* GIVEN REQUEST 1
Return, word for word, the part of the passage on the town of Yamada that opens with the words "Neighbouring municipalities" and closes with "at around -1.8 °C.".

==================================================

Neighbouring municipalities
Iwate Prefecture
Miyako
Ōtsuchi

Climate
Yamada has an oceanic climate (Köppen Cfb) characterized by mild summers and cold winters.  The average annual temperature in Yamada is 9.2 °C. The average annual rainfall is 1415 mm with September as the wettest month and February as the driest month. The temperatures are highest on average in August, at around 21.6 °C, and lowest in January, at around -1.8 °C.

Demographics
Per Japanese census data, the population of Yamada has declined over the past 60 years.

History
The area of present-day Yamada was part of ancient Mutsu Province, with many Jomon period and Kofun period remains. In the Heian period it was dominated by the Abe clan and the Northern Fujiwara. It was dominated by the Nanbu clan from the Kamakura period. It was part of Morioka Domain under the Tokugawa shogunate during the Edo period. Yamada was the location of the 1643 Breskens Incident, where the Dutch ship Breskens, part of the De Vries expedition, made two unauthorised visits to Yamada and was captured by Japanese authorities.

With the Meiji period establishment of the modern municipalities system, the town of Yamada was created within Higashihei District on April 1, 1889. Higashihei District was merged into Minamihei District on March 29, 1896. On March 1, 1955, Yamada annexed the neighboring villages of Funakoshi, Orikada, Osawa and Toyomane to reach is present borders.

After the March 2011 Tōhoku earthquake, it was reported that the town had been almost completely submerged by the ensuing tsunami.

==================================================

* GIVEN REQUEST 2
In the records below, retype without any change the part that opens with the line containing "169 841 184</box>" and closes with the line containing "Point <box>692 632 714 646</box>", including both of those lines.

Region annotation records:
==================================================

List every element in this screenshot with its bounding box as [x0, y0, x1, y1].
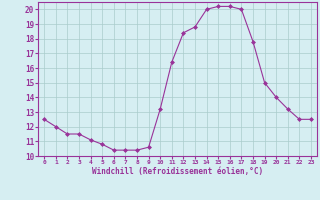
X-axis label: Windchill (Refroidissement éolien,°C): Windchill (Refroidissement éolien,°C): [92, 167, 263, 176]
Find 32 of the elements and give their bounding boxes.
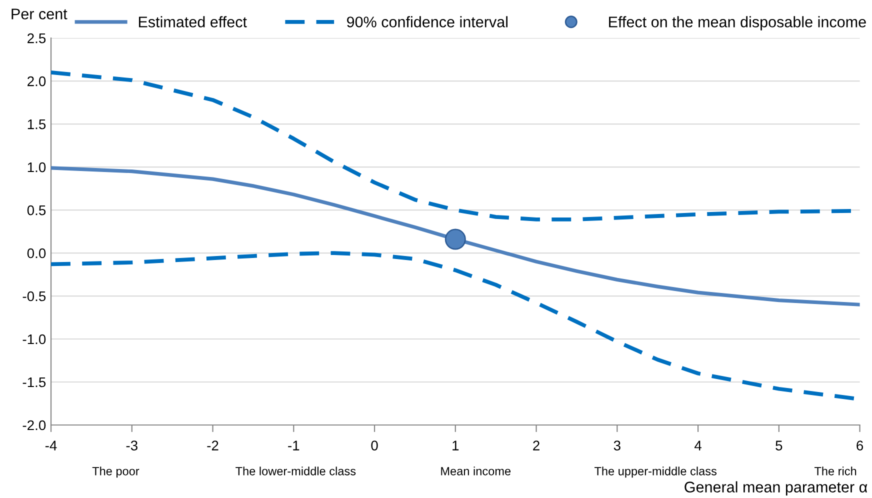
y-tick-label: 1.5 [28,120,46,130]
text: The lower-middle class [236,466,356,476]
legend-label: Effect on the mean disposable income [609,16,866,30]
text: The rich [814,466,856,476]
legend-label: 90% confidence interval [347,16,508,28]
y-tick-label: -2.0 [22,420,46,430]
x-tick-label: -2 [207,440,218,450]
text: Mean income [441,466,511,476]
x-tick-label: -4 [45,440,57,450]
y-tick-label: 2.5 [28,33,46,44]
legend-label: Estimated effect [138,16,247,28]
x-tick-label: 5 [776,440,782,450]
x-tick-label: -3 [126,440,138,450]
x-tick-label: 6 [856,440,864,450]
x-tick-label: 1 [452,440,459,450]
y-tick-label: 0.0 [27,248,46,258]
y-tick-label: 2.0 [28,76,46,86]
y-tick-label: -0.5 [22,291,46,302]
text: The upper-middle class [594,466,717,478]
y-tick-label: -1.0 [22,334,46,344]
x-tick-label: -1 [288,440,300,450]
text: The poor [92,466,140,478]
x-tick-label: 2 [533,440,540,450]
y-tick-label: 0.5 [27,205,46,216]
y-axis-title: Per cent [12,8,68,20]
y-tick-label: -1.5 [22,377,46,388]
y-tick-label: 1.0 [28,162,46,172]
x-tick-label: 4 [694,440,702,450]
x-axis-title: General mean parameter α [684,481,868,496]
line-series [51,166,860,306]
x-tick-label: 0 [371,440,378,450]
x-tick-label: 3 [614,440,620,450]
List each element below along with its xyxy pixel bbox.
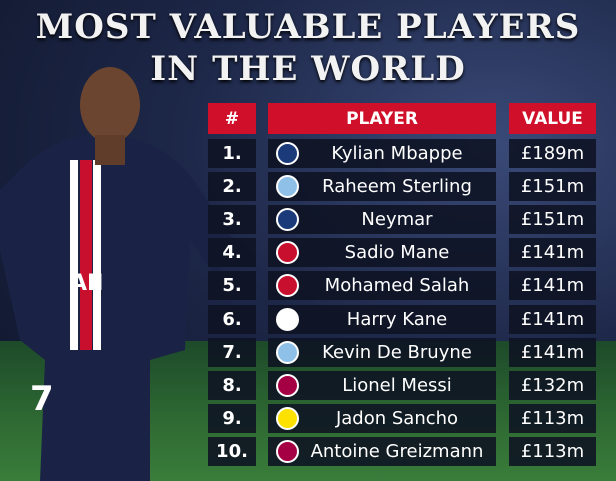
player-cell-text: Kevin De Bruyne xyxy=(322,341,472,363)
player-cell: Mohamed Salah xyxy=(268,271,496,301)
tottenham-crest-icon xyxy=(276,307,299,331)
liverpool-crest-icon xyxy=(276,241,299,265)
rank-cell-text: 8. xyxy=(222,374,242,396)
player-cell-text: Neymar xyxy=(361,209,433,231)
player-cell: Antoine Greizmann xyxy=(268,436,496,466)
value-cell: £151m xyxy=(509,172,596,202)
rank-cell: 4. xyxy=(208,238,256,268)
header-value: VALUE xyxy=(509,103,596,134)
rank-cell-text: 10. xyxy=(216,440,248,462)
value-cell: £141m xyxy=(509,271,596,301)
player-cell-text: Harry Kane xyxy=(346,308,448,330)
value-cell: £141m xyxy=(509,238,596,268)
rank-cell-text: 4. xyxy=(222,242,242,264)
rank-cell: 9. xyxy=(208,403,256,433)
barcelona-crest-icon xyxy=(276,439,299,463)
player-photo: 7 AII xyxy=(0,67,240,481)
value-cell-text: £141m xyxy=(520,242,585,264)
svg-text:AII: AII xyxy=(70,271,103,296)
rank-cell: 10. xyxy=(208,436,256,466)
player-cell: Neymar xyxy=(268,205,496,235)
value-cell-text: £151m xyxy=(520,209,585,231)
player-cell-text: Lionel Messi xyxy=(342,374,452,396)
player-cell: Kevin De Bruyne xyxy=(268,337,496,367)
player-cell-text: Mohamed Salah xyxy=(324,275,470,297)
player-cell-text: Jadon Sancho xyxy=(335,407,459,429)
rank-cell: 1. xyxy=(208,139,256,168)
value-cell: £151m xyxy=(509,205,596,235)
value-cell-text: £141m xyxy=(520,308,585,330)
player-cell: Jadon Sancho xyxy=(268,403,496,433)
header-rank: # xyxy=(208,103,256,134)
rank-cell-text: 5. xyxy=(222,275,242,297)
player-cell: Harry Kane xyxy=(268,304,496,334)
rank-cell: 8. xyxy=(208,370,256,400)
header-player: PLAYER xyxy=(268,103,496,134)
player-cell-text: Raheem Sterling xyxy=(322,176,472,198)
value-cell: £189m xyxy=(509,139,596,168)
rank-cell-text: 9. xyxy=(222,407,242,429)
rank-cell: 7. xyxy=(208,337,256,367)
dortmund-crest-icon xyxy=(276,406,299,430)
player-cell: Kylian Mbappe xyxy=(268,139,496,168)
rank-cell: 5. xyxy=(208,271,256,301)
psg-crest-icon xyxy=(276,142,299,165)
man-city-crest-icon xyxy=(276,175,299,199)
psg-crest-icon xyxy=(276,208,299,232)
value-cell: £141m xyxy=(509,337,596,367)
rank-cell-text: 6. xyxy=(222,308,242,330)
value-cell-text: £141m xyxy=(520,341,585,363)
player-cell: Raheem Sterling xyxy=(268,172,496,202)
value-cell-text: £113m xyxy=(520,440,585,462)
svg-text:7: 7 xyxy=(30,379,54,419)
rank-cell: 6. xyxy=(208,304,256,334)
player-cell-text: Antoine Greizmann xyxy=(310,440,484,462)
rank-cell: 2. xyxy=(208,172,256,202)
value-cell: £141m xyxy=(509,304,596,334)
player-cell: Lionel Messi xyxy=(268,370,496,400)
value-cell: £132m xyxy=(509,370,596,400)
value-cell-text: £151m xyxy=(520,176,585,198)
rank-cell-text: 2. xyxy=(222,176,242,198)
value-cell-text: £141m xyxy=(520,275,585,297)
rank-cell-text: 7. xyxy=(222,341,242,363)
value-cell: £113m xyxy=(509,403,596,433)
player-cell: Sadio Mane xyxy=(268,238,496,268)
liverpool-crest-icon xyxy=(276,274,299,298)
title-line-1: MOST VALUABLE PLAYERS xyxy=(35,7,581,47)
player-cell-text: Sadio Mane xyxy=(344,242,450,264)
rank-cell-text: 1. xyxy=(222,143,242,164)
value-cell-text: £189m xyxy=(520,143,585,164)
rank-cell-text: 3. xyxy=(222,209,242,231)
player-cell-text: Kylian Mbappe xyxy=(331,143,463,164)
value-cell: £113m xyxy=(509,436,596,466)
value-cell-text: £132m xyxy=(520,374,585,396)
title-line-2: IN THE WORLD xyxy=(150,49,466,89)
man-city-crest-icon xyxy=(276,340,299,364)
barcelona-crest-icon xyxy=(276,373,299,397)
value-cell-text: £113m xyxy=(520,407,585,429)
rank-cell: 3. xyxy=(208,205,256,235)
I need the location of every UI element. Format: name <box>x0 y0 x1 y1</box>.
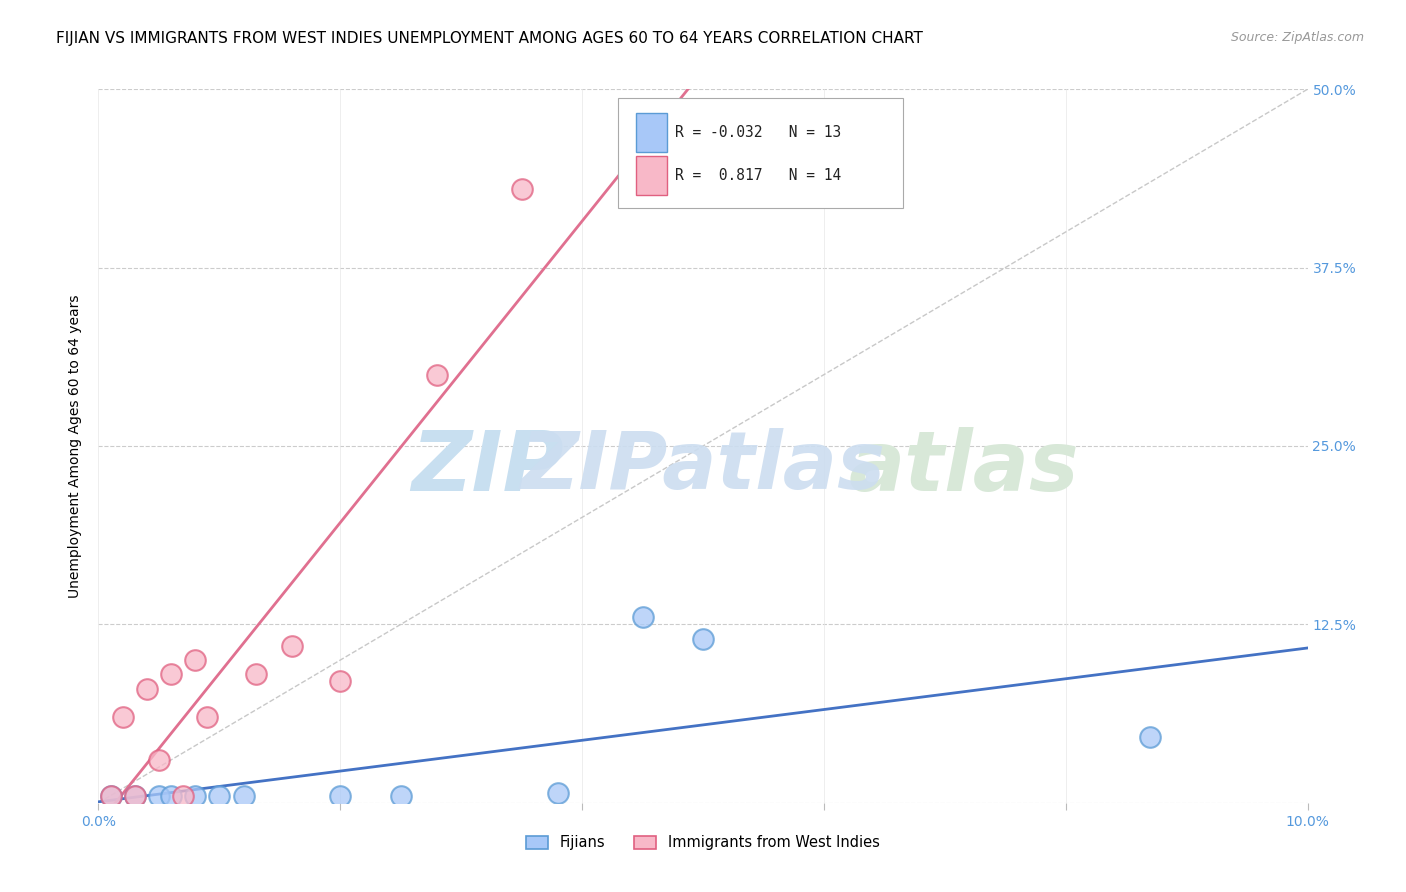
Text: R =  0.817   N = 14: R = 0.817 N = 14 <box>675 169 841 184</box>
Point <box>245 667 267 681</box>
Point <box>160 667 183 681</box>
Text: Source: ZipAtlas.com: Source: ZipAtlas.com <box>1230 31 1364 45</box>
Point <box>195 710 218 724</box>
Y-axis label: Unemployment Among Ages 60 to 64 years: Unemployment Among Ages 60 to 64 years <box>69 294 83 598</box>
Point <box>426 368 449 382</box>
Text: atlas: atlas <box>848 427 1078 508</box>
Point <box>547 786 569 800</box>
Point <box>124 789 146 803</box>
Point <box>172 789 194 803</box>
Point <box>148 753 170 767</box>
Point <box>111 710 134 724</box>
Text: FIJIAN VS IMMIGRANTS FROM WEST INDIES UNEMPLOYMENT AMONG AGES 60 TO 64 YEARS COR: FIJIAN VS IMMIGRANTS FROM WEST INDIES UN… <box>56 31 924 46</box>
Point <box>100 789 122 803</box>
Text: R = -0.032   N = 13: R = -0.032 N = 13 <box>675 125 841 140</box>
Point <box>160 789 183 803</box>
Point <box>184 789 207 803</box>
Point <box>184 653 207 667</box>
Text: ZIP: ZIP <box>412 427 564 508</box>
Point <box>281 639 304 653</box>
Point <box>692 632 714 646</box>
Point <box>135 681 157 696</box>
Point <box>510 182 533 196</box>
FancyBboxPatch shape <box>637 112 666 152</box>
Point <box>389 789 412 803</box>
FancyBboxPatch shape <box>619 98 903 209</box>
Point <box>124 789 146 803</box>
Point <box>329 789 352 803</box>
Point <box>148 789 170 803</box>
Point <box>329 674 352 689</box>
Point <box>208 789 231 803</box>
Point <box>232 789 254 803</box>
FancyBboxPatch shape <box>637 156 666 195</box>
Legend: Fijians, Immigrants from West Indies: Fijians, Immigrants from West Indies <box>520 830 886 856</box>
Text: ZIPatlas: ZIPatlas <box>520 428 886 507</box>
Point <box>100 789 122 803</box>
Point <box>1139 730 1161 744</box>
Point <box>631 610 654 624</box>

==================================================

* TASK ANSWER 1
Neighbouring municipalities
Iwate Prefecture
Miyako
Ōtsuchi

Climate
Yamada has an oceanic climate (Köppen Cfb) characterized by mild summers and cold winters.  The average annual temperature in Yamada is 9.2 °C. The average annual rainfall is 1415 mm with September as the wettest month and February as the driest month. The temperatures are highest on average in August, at around 21.6 °C, and lowest in January, at around -1.8 °C.

* TASK ANSWER 2
Text: R =  0.817   N = 14: R = 0.817 N = 14 <box>675 169 841 184</box>
Point <box>245 667 267 681</box>
Point <box>160 667 183 681</box>
Text: Source: ZipAtlas.com: Source: ZipAtlas.com <box>1230 31 1364 45</box>
Point <box>195 710 218 724</box>
Y-axis label: Unemployment Among Ages 60 to 64 years: Unemployment Among Ages 60 to 64 years <box>69 294 83 598</box>
Point <box>426 368 449 382</box>
Text: atlas: atlas <box>848 427 1078 508</box>
Point <box>547 786 569 800</box>
Point <box>124 789 146 803</box>
Point <box>172 789 194 803</box>
Point <box>148 753 170 767</box>
Point <box>111 710 134 724</box>
Text: FIJIAN VS IMMIGRANTS FROM WEST INDIES UNEMPLOYMENT AMONG AGES 60 TO 64 YEARS COR: FIJIAN VS IMMIGRANTS FROM WEST INDIES UN… <box>56 31 924 46</box>
Point <box>100 789 122 803</box>
Text: R = -0.032   N = 13: R = -0.032 N = 13 <box>675 125 841 140</box>
Point <box>160 789 183 803</box>
Point <box>184 789 207 803</box>
Point <box>184 653 207 667</box>
Text: ZIP: ZIP <box>412 427 564 508</box>
Point <box>281 639 304 653</box>
Point <box>692 632 714 646</box>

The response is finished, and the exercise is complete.